Written request: Look through the data below. Pick out the lines holding the string "France".
....................
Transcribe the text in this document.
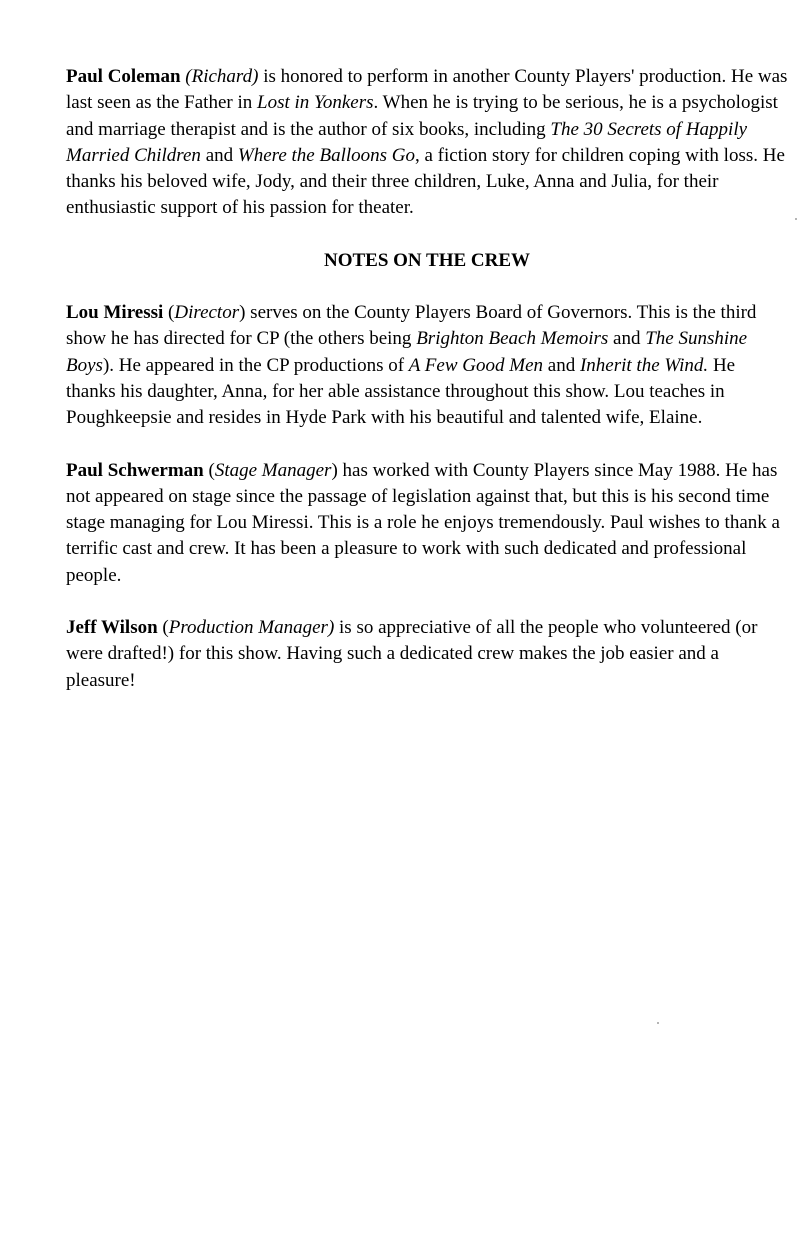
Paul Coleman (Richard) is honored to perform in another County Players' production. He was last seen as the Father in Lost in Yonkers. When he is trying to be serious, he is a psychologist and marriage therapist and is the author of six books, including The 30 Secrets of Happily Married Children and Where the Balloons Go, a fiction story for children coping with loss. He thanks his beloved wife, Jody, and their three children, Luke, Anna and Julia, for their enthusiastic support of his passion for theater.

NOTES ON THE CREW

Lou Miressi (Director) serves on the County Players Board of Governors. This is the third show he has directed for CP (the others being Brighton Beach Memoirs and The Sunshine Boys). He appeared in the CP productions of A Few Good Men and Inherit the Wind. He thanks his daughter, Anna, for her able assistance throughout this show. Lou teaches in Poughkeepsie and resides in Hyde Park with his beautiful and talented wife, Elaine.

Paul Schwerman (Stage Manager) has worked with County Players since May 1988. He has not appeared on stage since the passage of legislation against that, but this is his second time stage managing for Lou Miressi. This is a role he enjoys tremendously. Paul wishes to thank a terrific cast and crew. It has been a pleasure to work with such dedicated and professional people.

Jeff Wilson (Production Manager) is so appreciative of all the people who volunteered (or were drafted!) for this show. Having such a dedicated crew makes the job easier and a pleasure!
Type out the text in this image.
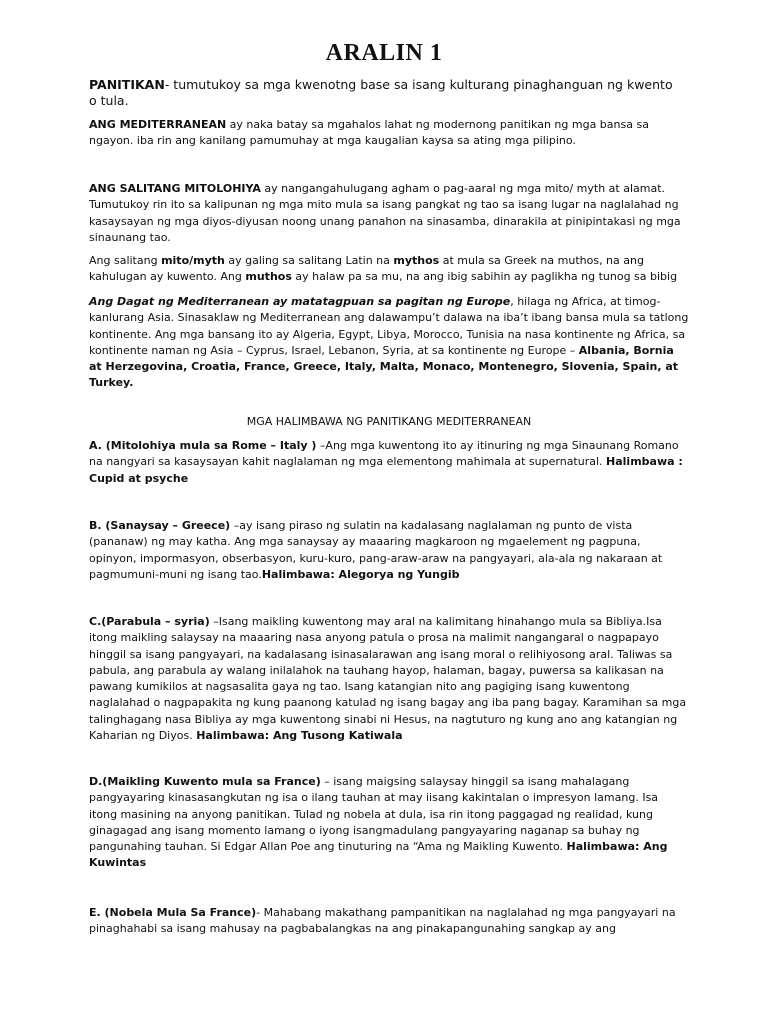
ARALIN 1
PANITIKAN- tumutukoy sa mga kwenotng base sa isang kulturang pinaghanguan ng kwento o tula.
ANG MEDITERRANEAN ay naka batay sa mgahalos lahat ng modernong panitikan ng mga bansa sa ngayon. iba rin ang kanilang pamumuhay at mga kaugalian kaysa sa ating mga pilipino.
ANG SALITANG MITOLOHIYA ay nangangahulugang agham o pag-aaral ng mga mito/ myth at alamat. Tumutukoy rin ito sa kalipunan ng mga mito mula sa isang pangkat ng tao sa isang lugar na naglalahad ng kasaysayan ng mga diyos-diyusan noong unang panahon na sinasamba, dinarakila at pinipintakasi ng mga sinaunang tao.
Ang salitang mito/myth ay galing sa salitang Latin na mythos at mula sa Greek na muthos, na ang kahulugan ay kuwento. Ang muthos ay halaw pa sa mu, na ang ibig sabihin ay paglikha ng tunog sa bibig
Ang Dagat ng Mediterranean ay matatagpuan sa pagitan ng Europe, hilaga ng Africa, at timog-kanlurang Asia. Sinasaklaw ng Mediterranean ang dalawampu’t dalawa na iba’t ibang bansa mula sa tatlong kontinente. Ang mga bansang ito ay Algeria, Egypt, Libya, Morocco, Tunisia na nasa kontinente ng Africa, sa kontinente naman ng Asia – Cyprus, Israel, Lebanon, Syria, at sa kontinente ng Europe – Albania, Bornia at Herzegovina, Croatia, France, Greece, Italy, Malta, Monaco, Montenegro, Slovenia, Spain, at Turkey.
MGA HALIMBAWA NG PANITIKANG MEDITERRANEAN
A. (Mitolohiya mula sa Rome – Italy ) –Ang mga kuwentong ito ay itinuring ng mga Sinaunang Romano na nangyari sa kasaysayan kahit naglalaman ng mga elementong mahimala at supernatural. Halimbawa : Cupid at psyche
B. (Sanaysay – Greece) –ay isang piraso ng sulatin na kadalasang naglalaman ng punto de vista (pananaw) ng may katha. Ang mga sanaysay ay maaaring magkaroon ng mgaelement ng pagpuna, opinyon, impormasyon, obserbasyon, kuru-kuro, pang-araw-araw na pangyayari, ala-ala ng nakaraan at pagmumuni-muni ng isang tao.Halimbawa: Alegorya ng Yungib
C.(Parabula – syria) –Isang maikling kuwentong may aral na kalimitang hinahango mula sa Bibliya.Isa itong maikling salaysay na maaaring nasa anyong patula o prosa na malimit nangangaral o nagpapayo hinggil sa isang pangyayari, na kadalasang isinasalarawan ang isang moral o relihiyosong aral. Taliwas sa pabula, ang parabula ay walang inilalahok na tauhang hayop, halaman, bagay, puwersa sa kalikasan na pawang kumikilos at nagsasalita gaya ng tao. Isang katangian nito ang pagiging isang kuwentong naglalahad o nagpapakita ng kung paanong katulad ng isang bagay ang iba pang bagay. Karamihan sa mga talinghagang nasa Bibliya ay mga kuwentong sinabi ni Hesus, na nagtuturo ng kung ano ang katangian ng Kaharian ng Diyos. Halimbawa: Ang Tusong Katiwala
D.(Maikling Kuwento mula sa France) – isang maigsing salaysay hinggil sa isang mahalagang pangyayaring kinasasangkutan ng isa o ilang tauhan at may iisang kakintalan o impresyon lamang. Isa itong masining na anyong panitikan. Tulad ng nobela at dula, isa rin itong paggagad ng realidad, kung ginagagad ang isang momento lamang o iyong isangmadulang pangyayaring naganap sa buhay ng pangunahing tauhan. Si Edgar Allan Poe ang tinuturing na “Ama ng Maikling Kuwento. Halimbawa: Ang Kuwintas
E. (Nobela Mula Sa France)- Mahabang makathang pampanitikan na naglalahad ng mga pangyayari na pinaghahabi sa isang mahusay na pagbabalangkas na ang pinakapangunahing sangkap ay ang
....................
Written solution:
Ang Dagat ng Mediterranean ay matatagpuan sa pagitan ng Europe, hilaga ng Africa, at timog-kanlurang Asia. Sinasaklaw ng Mediterranean ang dalawampu’t dalawa na iba’t ibang bansa mula sa tatlong kontinente. Ang mga bansang ito ay Algeria, Egypt, Libya, Morocco, Tunisia na nasa kontinente ng Africa, sa kontinente naman ng Asia – Cyprus, Israel, Lebanon, Syria, at sa kontinente ng Europe – Albania, Bornia at Herzegovina, Croatia, France, Greece, Italy, Malta, Monaco, Montenegro, Slovenia, Spain, at Turkey.
D.(Maikling Kuwento mula sa France) – isang maigsing salaysay hinggil sa isang mahalagang pangyayaring kinasasangkutan ng isa o ilang tauhan at may iisang kakintalan o impresyon lamang. Isa itong masining na anyong panitikan. Tulad ng nobela at dula, isa rin itong paggagad ng realidad, kung ginagagad ang isang momento lamang o iyong isangmadulang pangyayaring naganap sa buhay ng pangunahing tauhan. Si Edgar Allan Poe ang tinuturing na “Ama ng Maikling Kuwento. Halimbawa: Ang Kuwintas
E. (Nobela Mula Sa France)- Mahabang makathang pampanitikan na naglalahad ng mga pangyayari na pinaghahabi sa isang mahusay na pagbabalangkas na ang pinakapangunahing sangkap ay ang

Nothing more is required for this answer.